Saved entries
========================================
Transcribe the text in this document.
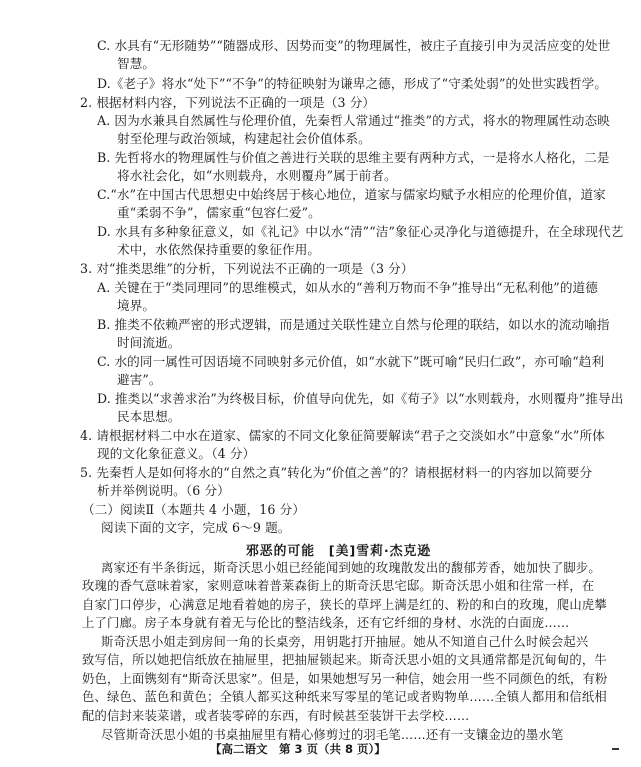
C. 水具有“无形随势”“随器成形、因势而变”的物理属性，被庄子直接引申为灵活应变的处世
智慧。
D.《老子》将水“处下”“不争”的特征映射为谦卑之德，形成了“守柔处弱”的处世实践哲学。
2. 根据材料内容，下列说法不正确的一项是（3 分）
A. 因为水兼具自然属性与伦理价值，先秦哲人常通过“推类”的方式，将水的物理属性动态映
射至伦理与政治领域，构建起社会价值体系。
B. 先哲将水的物理属性与价值之善进行关联的思维主要有两种方式，一是将水人格化，二是
将水社会化，如“水则载舟，水则覆舟”属于前者。
C.“水”在中国古代思想史中始终居于核心地位，道家与儒家均赋予水相应的伦理价值，道家
重“柔弱不争”，儒家重“包容仁爱”。
D. 水具有多种象征意义，如《礼记》中以水“清”“洁”象征心灵净化与道德提升，在全球现代艺
术中，水依然保持重要的象征作用。
3. 对“推类思维”的分析，下列说法不正确的一项是（3 分）
A. 关键在于“类同理同”的思维模式，如从水的“善利万物而不争”推导出“无私利他”的道德
境界。
B. 推类不依赖严密的形式逻辑，而是通过关联性建立自然与伦理的联结，如以水的流动喻指
时间流逝。
C. 水的同一属性可因语境不同映射多元价值，如“水就下”既可喻“民归仁政”，亦可喻“趋利
避害”。
D. 推类以“求善求治”为终极目标，价值导向优先，如《荀子》以“水则载舟，水则覆舟”推导出
民本思想。
4. 请根据材料二中水在道家、儒家的不同文化象征简要解读“君子之交淡如水”中意象“水”所体
现的文化象征意义。（4 分）
5. 先秦哲人是如何将水的“自然之真”转化为“价值之善”的？请根据材料一的内容加以简要分
析并举例说明。（6 分）
（二）阅读Ⅱ（本题共 4 小题，16 分）
阅读下面的文字，完成 6～9 题。
邪恶的可能　[美]雪莉·杰克逊
离家还有半条街远，斯奇沃思小姐已经能闻到她的玫瑰散发出的馥郁芳香，她加快了脚步。
玫瑰的香气意味着家，家则意味着普莱森街上的斯奇沃思宅邸。斯奇沃思小姐和往常一样，在
自家门口停步，心满意足地看着她的房子，狭长的草坪上满是红的、粉的和白的玫瑰，爬山虎攀
上了门廊。房子本身就有着无与伦比的整洁线条，还有它纤细的身材、水洗的白面庞……
斯奇沃思小姐走到房间一角的长桌旁，用钥匙打开抽屉。她从不知道自己什么时候会起兴
致写信，所以她把信纸放在抽屉里，把抽屉锁起来。斯奇沃思小姐的文具通常都是沉甸甸的，牛
奶色，上面镌刻有“斯奇沃思家”。但是，如果她想写另一种信，她会用一些不同颜色的纸，有粉
色、绿色、蓝色和黄色；全镇人都买这种纸来写零星的笔记或者购物单……全镇人都用和信纸相
配的信封来装菜谱，或者装零碎的东西，有时候甚至装饼干去学校……
尽管斯奇沃思小姐的书桌抽屉里有精心修剪过的羽毛笔……还有一支镶金边的墨水笔
【高二语文　第 3 页（共 8 页）】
========================================
Exercise objective » Exclude the pictures and repeat every other part of the records word for word.

Result of this task »
Transcribe the text in this document.
C. 水具有“无形随势”“随器成形、因势而变”的物理属性，被庄子直接引申为灵活应变的处世
智慧。
D.《老子》将水“处下”“不争”的特征映射为谦卑之德，形成了“守柔处弱”的处世实践哲学。
2. 根据材料内容，下列说法不正确的一项是（3 分）
A. 因为水兼具自然属性与伦理价值，先秦哲人常通过“推类”的方式，将水的物理属性动态映
射至伦理与政治领域，构建起社会价值体系。
B. 先哲将水的物理属性与价值之善进行关联的思维主要有两种方式，一是将水人格化，二是
将水社会化，如“水则载舟，水则覆舟”属于前者。
C.“水”在中国古代思想史中始终居于核心地位，道家与儒家均赋予水相应的伦理价值，道家
重“柔弱不争”，儒家重“包容仁爱”。
D. 水具有多种象征意义，如《礼记》中以水“清”“洁”象征心灵净化与道德提升，在全球现代艺
术中，水依然保持重要的象征作用。
3. 对“推类思维”的分析，下列说法不正确的一项是（3 分）
A. 关键在于“类同理同”的思维模式，如从水的“善利万物而不争”推导出“无私利他”的道德
境界。
B. 推类不依赖严密的形式逻辑，而是通过关联性建立自然与伦理的联结，如以水的流动喻指
时间流逝。
C. 水的同一属性可因语境不同映射多元价值，如“水就下”既可喻“民归仁政”，亦可喻“趋利
避害”。
D. 推类以“求善求治”为终极目标，价值导向优先，如《荀子》以“水则载舟，水则覆舟”推导出
民本思想。
4. 请根据材料二中水在道家、儒家的不同文化象征简要解读“君子之交淡如水”中意象“水”所体
现的文化象征意义。（4 分）
5. 先秦哲人是如何将水的“自然之真”转化为“价值之善”的？请根据材料一的内容加以简要分
析并举例说明。（6 分）
（二）阅读Ⅱ（本题共 4 小题，16 分）
阅读下面的文字，完成 6～9 题。
邪恶的可能　[美]雪莉·杰克逊
离家还有半条街远，斯奇沃思小姐已经能闻到她的玫瑰散发出的馥郁芳香，她加快了脚步。
玫瑰的香气意味着家，家则意味着普莱森街上的斯奇沃思宅邸。斯奇沃思小姐和往常一样，在
自家门口停步，心满意足地看着她的房子，狭长的草坪上满是红的、粉的和白的玫瑰，爬山虎攀
上了门廊。房子本身就有着无与伦比的整洁线条，还有它纤细的身材、水洗的白面庞……
斯奇沃思小姐走到房间一角的长桌旁，用钥匙打开抽屉。她从不知道自己什么时候会起兴
致写信，所以她把信纸放在抽屉里，把抽屉锁起来。斯奇沃思小姐的文具通常都是沉甸甸的，牛
奶色，上面镌刻有“斯奇沃思家”。但是，如果她想写另一种信，她会用一些不同颜色的纸，有粉
色、绿色、蓝色和黄色；全镇人都买这种纸来写零星的笔记或者购物单……全镇人都用和信纸相
配的信封来装菜谱，或者装零碎的东西，有时候甚至装饼干去学校……
尽管斯奇沃思小姐的书桌抽屉里有精心修剪过的羽毛笔……还有一支镶金边的墨水笔
【高二语文　第 3 页（共 8 页）】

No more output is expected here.